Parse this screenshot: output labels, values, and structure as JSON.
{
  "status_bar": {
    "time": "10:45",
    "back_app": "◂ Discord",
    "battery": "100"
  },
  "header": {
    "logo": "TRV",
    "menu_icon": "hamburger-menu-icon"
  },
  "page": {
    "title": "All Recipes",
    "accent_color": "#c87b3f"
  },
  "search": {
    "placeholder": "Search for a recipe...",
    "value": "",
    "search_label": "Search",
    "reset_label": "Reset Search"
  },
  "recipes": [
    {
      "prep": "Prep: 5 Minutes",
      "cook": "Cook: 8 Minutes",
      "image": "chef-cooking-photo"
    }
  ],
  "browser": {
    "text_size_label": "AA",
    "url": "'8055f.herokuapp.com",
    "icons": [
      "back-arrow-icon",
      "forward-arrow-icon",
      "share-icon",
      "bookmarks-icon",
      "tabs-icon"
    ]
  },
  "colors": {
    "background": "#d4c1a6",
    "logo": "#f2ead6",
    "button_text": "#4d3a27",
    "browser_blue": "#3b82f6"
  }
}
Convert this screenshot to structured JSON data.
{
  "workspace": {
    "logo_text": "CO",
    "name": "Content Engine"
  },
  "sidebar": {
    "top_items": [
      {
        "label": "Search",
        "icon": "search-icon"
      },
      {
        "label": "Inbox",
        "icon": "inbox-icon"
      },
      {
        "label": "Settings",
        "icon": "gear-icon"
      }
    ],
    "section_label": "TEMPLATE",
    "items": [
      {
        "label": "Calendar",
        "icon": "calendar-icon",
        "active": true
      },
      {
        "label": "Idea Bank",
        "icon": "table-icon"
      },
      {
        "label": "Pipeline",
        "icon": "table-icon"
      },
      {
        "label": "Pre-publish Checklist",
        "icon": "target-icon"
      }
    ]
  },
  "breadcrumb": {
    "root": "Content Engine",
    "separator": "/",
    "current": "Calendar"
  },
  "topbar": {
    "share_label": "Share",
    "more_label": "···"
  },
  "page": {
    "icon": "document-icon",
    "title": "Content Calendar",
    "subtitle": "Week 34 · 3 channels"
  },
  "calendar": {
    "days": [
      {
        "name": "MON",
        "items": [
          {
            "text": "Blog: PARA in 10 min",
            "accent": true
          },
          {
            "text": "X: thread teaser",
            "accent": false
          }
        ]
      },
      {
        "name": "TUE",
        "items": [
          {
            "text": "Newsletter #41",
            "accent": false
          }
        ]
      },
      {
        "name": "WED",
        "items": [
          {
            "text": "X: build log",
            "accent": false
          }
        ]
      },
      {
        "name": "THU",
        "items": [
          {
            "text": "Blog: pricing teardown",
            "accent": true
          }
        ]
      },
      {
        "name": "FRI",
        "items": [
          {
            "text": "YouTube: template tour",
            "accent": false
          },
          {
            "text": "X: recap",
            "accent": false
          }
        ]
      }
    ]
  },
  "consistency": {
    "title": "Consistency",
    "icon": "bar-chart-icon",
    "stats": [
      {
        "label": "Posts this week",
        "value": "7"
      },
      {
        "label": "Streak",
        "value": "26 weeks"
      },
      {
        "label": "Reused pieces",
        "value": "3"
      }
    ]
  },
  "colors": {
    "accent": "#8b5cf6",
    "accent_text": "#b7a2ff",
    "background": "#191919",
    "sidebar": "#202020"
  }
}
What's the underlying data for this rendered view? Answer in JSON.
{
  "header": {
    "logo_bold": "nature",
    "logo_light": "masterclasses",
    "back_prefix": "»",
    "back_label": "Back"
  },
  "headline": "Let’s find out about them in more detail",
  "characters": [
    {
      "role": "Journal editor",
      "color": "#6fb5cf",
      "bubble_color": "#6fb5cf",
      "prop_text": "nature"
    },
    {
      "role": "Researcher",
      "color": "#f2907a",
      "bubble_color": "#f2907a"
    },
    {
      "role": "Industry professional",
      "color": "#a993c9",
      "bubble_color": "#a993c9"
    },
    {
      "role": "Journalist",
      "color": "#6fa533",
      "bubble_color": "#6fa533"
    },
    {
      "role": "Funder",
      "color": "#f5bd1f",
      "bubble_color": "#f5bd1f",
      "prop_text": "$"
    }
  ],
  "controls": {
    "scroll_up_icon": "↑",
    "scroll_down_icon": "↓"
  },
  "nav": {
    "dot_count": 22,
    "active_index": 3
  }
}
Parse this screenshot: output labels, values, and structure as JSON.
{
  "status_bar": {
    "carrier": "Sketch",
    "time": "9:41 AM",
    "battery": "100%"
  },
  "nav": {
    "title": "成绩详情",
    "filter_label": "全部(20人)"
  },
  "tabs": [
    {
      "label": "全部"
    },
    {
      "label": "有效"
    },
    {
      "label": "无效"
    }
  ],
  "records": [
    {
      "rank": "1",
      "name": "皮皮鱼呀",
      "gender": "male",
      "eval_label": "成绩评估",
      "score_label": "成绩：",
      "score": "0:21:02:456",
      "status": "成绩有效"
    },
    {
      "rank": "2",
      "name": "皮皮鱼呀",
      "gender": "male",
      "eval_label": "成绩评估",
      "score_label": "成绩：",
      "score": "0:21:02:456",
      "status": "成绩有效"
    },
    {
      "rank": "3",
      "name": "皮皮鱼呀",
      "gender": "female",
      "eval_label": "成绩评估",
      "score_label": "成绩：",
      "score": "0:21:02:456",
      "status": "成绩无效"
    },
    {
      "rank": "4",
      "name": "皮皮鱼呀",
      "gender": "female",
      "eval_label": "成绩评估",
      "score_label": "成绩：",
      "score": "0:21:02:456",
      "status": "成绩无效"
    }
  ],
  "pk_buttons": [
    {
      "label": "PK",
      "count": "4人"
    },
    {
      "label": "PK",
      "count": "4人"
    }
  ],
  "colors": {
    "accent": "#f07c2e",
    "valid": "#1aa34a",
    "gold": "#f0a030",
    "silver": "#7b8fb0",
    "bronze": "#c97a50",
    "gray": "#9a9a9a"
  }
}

- _Objective_
A line counts if it holds the word "JSON". How many lines of the entries count? Give the number only.

- _Full response_
4